▶ **REQUEST**
Pick out each line with the word "control" from the material that follows.

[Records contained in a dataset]
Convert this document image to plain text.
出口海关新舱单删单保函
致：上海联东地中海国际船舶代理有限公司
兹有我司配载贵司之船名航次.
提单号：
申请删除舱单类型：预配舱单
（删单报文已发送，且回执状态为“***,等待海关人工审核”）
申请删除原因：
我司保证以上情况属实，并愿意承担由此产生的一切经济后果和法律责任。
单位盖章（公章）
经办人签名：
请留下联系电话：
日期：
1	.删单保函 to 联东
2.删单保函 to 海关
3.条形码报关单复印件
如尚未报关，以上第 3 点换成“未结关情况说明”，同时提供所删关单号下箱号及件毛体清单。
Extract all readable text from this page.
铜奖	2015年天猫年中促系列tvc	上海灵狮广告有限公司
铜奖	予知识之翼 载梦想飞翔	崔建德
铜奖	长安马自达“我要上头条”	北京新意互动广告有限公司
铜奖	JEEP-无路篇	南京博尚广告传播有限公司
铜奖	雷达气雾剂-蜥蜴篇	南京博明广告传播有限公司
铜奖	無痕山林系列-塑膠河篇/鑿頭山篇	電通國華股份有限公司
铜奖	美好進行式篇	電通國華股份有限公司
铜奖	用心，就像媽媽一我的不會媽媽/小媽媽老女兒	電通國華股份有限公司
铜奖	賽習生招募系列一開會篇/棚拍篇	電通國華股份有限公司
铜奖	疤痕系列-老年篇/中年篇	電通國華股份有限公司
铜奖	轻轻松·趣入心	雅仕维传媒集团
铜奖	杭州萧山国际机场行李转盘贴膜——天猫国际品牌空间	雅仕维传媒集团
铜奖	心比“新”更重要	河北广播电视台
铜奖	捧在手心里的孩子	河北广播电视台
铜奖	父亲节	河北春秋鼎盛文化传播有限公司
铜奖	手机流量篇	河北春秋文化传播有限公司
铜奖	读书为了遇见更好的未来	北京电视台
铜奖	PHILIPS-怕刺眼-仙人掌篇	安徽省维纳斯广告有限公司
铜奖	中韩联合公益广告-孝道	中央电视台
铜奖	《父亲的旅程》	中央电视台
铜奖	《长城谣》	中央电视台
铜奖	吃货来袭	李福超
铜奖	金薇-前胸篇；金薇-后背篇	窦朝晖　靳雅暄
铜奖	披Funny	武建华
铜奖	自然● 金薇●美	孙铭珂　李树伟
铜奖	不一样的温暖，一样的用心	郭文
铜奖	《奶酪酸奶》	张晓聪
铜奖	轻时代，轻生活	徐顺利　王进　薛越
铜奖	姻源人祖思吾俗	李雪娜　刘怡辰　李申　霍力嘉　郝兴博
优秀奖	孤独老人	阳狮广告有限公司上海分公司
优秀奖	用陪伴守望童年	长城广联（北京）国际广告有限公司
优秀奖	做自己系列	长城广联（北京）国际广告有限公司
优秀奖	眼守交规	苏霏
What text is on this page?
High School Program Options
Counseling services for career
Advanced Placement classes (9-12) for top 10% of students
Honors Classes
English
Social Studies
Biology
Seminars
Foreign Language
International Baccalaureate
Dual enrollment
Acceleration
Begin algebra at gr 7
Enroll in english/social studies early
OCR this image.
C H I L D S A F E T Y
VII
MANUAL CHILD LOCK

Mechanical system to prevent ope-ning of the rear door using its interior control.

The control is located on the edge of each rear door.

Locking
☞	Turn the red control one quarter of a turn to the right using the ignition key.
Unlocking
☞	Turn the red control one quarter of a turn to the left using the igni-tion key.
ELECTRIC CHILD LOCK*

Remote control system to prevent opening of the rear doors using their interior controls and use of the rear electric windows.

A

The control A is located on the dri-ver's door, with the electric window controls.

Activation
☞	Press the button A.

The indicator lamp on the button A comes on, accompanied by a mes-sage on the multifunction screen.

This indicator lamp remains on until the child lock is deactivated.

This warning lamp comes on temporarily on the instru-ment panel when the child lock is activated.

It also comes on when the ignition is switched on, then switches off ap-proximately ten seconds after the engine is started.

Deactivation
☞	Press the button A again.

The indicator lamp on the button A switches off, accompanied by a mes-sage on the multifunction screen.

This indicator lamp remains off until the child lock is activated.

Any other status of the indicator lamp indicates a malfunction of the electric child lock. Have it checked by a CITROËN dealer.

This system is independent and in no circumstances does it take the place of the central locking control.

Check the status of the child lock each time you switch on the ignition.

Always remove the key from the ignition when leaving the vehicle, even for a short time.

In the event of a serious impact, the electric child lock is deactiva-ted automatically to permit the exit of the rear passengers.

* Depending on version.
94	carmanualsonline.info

▶ **ANSWER TO THIS TASK**
Mechanical system to prevent ope-ning of the rear door using its interior control.
The control is located on the edge of each rear door.
☞	Turn the red control one quarter of a turn to the right using the ignition key.
☞	Turn the red control one quarter of a turn to the left using the igni-tion key.
Remote control system to prevent opening of the rear doors using their interior controls and use of the rear electric windows.
The control A is located on the dri-ver's door, with the electric window controls.
This system is independent and in no circumstances does it take the place of the central locking control.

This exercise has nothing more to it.